> _What is asked_
Exactly as they appear, output all of the entries.

> _Material for the task_
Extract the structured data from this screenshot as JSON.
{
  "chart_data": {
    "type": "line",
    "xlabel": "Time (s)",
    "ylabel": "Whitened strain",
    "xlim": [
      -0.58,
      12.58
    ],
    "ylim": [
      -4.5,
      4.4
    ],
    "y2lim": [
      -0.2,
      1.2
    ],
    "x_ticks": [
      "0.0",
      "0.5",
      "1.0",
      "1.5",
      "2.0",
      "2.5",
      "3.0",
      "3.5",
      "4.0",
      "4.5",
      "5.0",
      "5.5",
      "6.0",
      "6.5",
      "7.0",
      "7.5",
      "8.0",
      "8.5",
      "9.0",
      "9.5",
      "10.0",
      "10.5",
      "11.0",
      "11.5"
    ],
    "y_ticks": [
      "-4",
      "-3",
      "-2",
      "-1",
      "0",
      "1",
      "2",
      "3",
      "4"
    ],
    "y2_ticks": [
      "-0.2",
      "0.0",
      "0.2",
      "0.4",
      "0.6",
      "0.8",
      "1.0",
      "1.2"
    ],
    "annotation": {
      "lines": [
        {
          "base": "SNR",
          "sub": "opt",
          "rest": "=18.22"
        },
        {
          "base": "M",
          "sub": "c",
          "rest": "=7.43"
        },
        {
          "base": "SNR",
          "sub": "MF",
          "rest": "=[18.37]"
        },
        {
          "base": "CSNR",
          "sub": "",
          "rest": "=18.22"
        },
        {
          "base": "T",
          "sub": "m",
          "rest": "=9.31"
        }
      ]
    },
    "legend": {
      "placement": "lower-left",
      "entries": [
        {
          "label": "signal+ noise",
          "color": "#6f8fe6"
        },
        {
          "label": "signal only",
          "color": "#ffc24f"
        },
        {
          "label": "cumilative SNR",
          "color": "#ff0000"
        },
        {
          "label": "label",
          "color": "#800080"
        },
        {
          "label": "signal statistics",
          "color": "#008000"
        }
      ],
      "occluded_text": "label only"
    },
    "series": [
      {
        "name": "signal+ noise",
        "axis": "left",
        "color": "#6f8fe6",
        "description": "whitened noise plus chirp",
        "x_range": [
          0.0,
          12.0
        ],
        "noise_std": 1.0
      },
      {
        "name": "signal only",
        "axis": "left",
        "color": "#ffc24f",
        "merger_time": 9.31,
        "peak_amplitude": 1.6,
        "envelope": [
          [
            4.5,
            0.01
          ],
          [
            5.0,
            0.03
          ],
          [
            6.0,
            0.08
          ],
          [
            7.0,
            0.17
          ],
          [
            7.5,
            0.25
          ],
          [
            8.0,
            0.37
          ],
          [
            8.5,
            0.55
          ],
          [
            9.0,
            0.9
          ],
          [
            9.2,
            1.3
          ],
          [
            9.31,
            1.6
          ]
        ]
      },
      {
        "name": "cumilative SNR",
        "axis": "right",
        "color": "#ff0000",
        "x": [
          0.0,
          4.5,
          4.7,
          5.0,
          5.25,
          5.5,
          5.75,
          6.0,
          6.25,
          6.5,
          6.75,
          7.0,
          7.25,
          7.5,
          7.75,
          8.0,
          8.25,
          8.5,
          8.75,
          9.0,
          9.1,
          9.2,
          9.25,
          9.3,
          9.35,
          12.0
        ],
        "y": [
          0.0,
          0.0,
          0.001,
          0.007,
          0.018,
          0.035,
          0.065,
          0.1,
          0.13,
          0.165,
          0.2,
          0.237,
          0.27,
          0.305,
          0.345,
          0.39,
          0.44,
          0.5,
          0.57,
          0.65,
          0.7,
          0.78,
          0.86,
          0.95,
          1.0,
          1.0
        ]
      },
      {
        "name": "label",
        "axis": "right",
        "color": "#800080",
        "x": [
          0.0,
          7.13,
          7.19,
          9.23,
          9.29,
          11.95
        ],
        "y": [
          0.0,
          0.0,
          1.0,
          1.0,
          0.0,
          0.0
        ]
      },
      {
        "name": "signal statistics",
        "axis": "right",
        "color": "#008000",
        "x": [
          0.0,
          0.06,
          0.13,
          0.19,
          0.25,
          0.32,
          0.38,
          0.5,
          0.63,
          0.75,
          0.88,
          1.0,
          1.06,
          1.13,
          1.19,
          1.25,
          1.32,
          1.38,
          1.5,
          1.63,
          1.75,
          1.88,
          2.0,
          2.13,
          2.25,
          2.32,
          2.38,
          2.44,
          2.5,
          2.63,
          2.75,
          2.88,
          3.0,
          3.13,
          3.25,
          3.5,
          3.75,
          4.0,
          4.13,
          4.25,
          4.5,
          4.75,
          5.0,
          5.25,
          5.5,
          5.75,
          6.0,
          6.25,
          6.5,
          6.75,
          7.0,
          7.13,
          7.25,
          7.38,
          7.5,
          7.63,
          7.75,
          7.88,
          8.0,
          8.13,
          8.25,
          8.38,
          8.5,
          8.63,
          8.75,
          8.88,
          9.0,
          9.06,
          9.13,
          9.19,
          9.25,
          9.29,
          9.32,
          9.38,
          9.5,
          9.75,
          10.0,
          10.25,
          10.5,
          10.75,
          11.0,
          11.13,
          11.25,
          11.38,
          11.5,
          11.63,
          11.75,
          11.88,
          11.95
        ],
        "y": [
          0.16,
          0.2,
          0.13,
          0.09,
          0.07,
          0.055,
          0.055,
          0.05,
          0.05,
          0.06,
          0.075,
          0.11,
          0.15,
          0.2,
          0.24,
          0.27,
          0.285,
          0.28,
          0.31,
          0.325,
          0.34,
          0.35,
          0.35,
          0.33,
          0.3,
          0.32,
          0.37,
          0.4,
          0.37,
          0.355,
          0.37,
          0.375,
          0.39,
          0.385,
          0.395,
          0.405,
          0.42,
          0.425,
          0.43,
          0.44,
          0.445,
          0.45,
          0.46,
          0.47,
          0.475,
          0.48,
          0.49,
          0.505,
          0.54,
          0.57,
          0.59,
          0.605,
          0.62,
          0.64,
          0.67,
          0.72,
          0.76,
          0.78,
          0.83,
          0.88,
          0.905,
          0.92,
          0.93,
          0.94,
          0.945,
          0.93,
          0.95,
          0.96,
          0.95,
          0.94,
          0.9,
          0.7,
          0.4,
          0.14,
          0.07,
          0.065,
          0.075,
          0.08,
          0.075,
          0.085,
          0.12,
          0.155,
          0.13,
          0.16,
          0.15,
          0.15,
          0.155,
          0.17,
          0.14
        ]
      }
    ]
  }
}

> _Response for this exercise_
Extract the structured data from this screenshot as JSON.
{
  "chart_data": {
    "type": "line",
    "xlabel": "Time (s)",
    "ylabel": "Whitened strain",
    "xlim": [
      -0.58,
      12.58
    ],
    "ylim": [
      -4.5,
      4.4
    ],
    "y2lim": [
      -0.2,
      1.2
    ],
    "x_ticks": [
      "0.0",
      "0.5",
      "1.0",
      "1.5",
      "2.0",
      "2.5",
      "3.0",
      "3.5",
      "4.0",
      "4.5",
      "5.0",
      "5.5",
      "6.0",
      "6.5",
      "7.0",
      "7.5",
      "8.0",
      "8.5",
      "9.0",
      "9.5",
      "10.0",
      "10.5",
      "11.0",
      "11.5"
    ],
    "y_ticks": [
      "-4",
      "-3",
      "-2",
      "-1",
      "0",
      "1",
      "2",
      "3",
      "4"
    ],
    "y2_ticks": [
      "-0.2",
      "0.0",
      "0.2",
      "0.4",
      "0.6",
      "0.8",
      "1.0",
      "1.2"
    ],
    "annotation": {
      "lines": [
        {
          "base": "SNR",
          "sub": "opt",
          "rest": "=18.22"
        },
        {
          "base": "M",
          "sub": "c",
          "rest": "=7.43"
        },
        {
          "base": "SNR",
          "sub": "MF",
          "rest": "=[18.37]"
        },
        {
          "base": "CSNR",
          "sub": "",
          "rest": "=18.22"
        },
        {
          "base": "T",
          "sub": "m",
          "rest": "=9.31"
        }
      ]
    },
    "legend": {
      "placement": "lower-left",
      "entries": [
        {
          "label": "signal+ noise",
          "color": "#6f8fe6"
        },
        {
          "label": "signal only",
          "color": "#ffc24f"
        },
        {
          "label": "cumilative SNR",
          "color": "#ff0000"
        },
        {
          "label": "label",
          "color": "#800080"
        },
        {
          "label": "signal statistics",
          "color": "#008000"
        }
      ],
      "occluded_text": "label only"
    },
    "series": [
      {
        "name": "signal+ noise",
        "axis": "left",
        "color": "#6f8fe6",
        "description": "whitened noise plus chirp",
        "x_range": [
          0.0,
          12.0
        ],
        "noise_std": 1.0
      },
      {
        "name": "signal only",
        "axis": "left",
        "color": "#ffc24f",
        "merger_time": 9.31,
        "peak_amplitude": 1.6,
        "envelope": [
          [
            4.5,
            0.01
          ],
          [
            5.0,
            0.03
          ],
          [
            6.0,
            0.08
          ],
          [
            7.0,
            0.17
          ],
          [
            7.5,
            0.25
          ],
          [
            8.0,
            0.37
          ],
          [
            8.5,
            0.55
          ],
          [
            9.0,
            0.9
          ],
          [
            9.2,
            1.3
          ],
          [
            9.31,
            1.6
          ]
        ]
      },
      {
        "name": "cumilative SNR",
        "axis": "right",
        "color": "#ff0000",
        "x": [
          0.0,
          4.5,
          4.7,
          5.0,
          5.25,
          5.5,
          5.75,
          6.0,
          6.25,
          6.5,
          6.75,
          7.0,
          7.25,
          7.5,
          7.75,
          8.0,
          8.25,
          8.5,
          8.75,
          9.0,
          9.1,
          9.2,
          9.25,
          9.3,
          9.35,
          12.0
        ],
        "y": [
          0.0,
          0.0,
          0.001,
          0.007,
          0.018,
          0.035,
          0.065,
          0.1,
          0.13,
          0.165,
          0.2,
          0.237,
          0.27,
          0.305,
          0.345,
          0.39,
          0.44,
          0.5,
          0.57,
          0.65,
          0.7,
          0.78,
          0.86,
          0.95,
          1.0,
          1.0
        ]
      },
      {
        "name": "label",
        "axis": "right",
        "color": "#800080",
        "x": [
          0.0,
          7.13,
          7.19,
          9.23,
          9.29,
          11.95
        ],
        "y": [
          0.0,
          0.0,
          1.0,
          1.0,
          0.0,
          0.0
        ]
      },
      {
        "name": "signal statistics",
        "axis": "right",
        "color": "#008000",
        "x": [
          0.0,
          0.06,
          0.13,
          0.19,
          0.25,
          0.32,
          0.38,
          0.5,
          0.63,
          0.75,
          0.88,
          1.0,
          1.06,
          1.13,
          1.19,
          1.25,
          1.32,
          1.38,
          1.5,
          1.63,
          1.75,
          1.88,
          2.0,
          2.13,
          2.25,
          2.32,
          2.38,
          2.44,
          2.5,
          2.63,
          2.75,
          2.88,
          3.0,
          3.13,
          3.25,
          3.5,
          3.75,
          4.0,
          4.13,
          4.25,
          4.5,
          4.75,
          5.0,
          5.25,
          5.5,
          5.75,
          6.0,
          6.25,
          6.5,
          6.75,
          7.0,
          7.13,
          7.25,
          7.38,
          7.5,
          7.63,
          7.75,
          7.88,
          8.0,
          8.13,
          8.25,
          8.38,
          8.5,
          8.63,
          8.75,
          8.88,
          9.0,
          9.06,
          9.13,
          9.19,
          9.25,
          9.29,
          9.32,
          9.38,
          9.5,
          9.75,
          10.0,
          10.25,
          10.5,
          10.75,
          11.0,
          11.13,
          11.25,
          11.38,
          11.5,
          11.63,
          11.75,
          11.88,
          11.95
        ],
        "y": [
          0.16,
          0.2,
          0.13,
          0.09,
          0.07,
          0.055,
          0.055,
          0.05,
          0.05,
          0.06,
          0.075,
          0.11,
          0.15,
          0.2,
          0.24,
          0.27,
          0.285,
          0.28,
          0.31,
          0.325,
          0.34,
          0.35,
          0.35,
          0.33,
          0.3,
          0.32,
          0.37,
          0.4,
          0.37,
          0.355,
          0.37,
          0.375,
          0.39,
          0.385,
          0.395,
          0.405,
          0.42,
          0.425,
          0.43,
          0.44,
          0.445,
          0.45,
          0.46,
          0.47,
          0.475,
          0.48,
          0.49,
          0.505,
          0.54,
          0.57,
          0.59,
          0.605,
          0.62,
          0.64,
          0.67,
          0.72,
          0.76,
          0.78,
          0.83,
          0.88,
          0.905,
          0.92,
          0.93,
          0.94,
          0.945,
          0.93,
          0.95,
          0.96,
          0.95,
          0.94,
          0.9,
          0.7,
          0.4,
          0.14,
          0.07,
          0.065,
          0.075,
          0.08,
          0.075,
          0.085,
          0.12,
          0.155,
          0.13,
          0.16,
          0.15,
          0.15,
          0.155,
          0.17,
          0.14
        ]
      }
    ]
  }
}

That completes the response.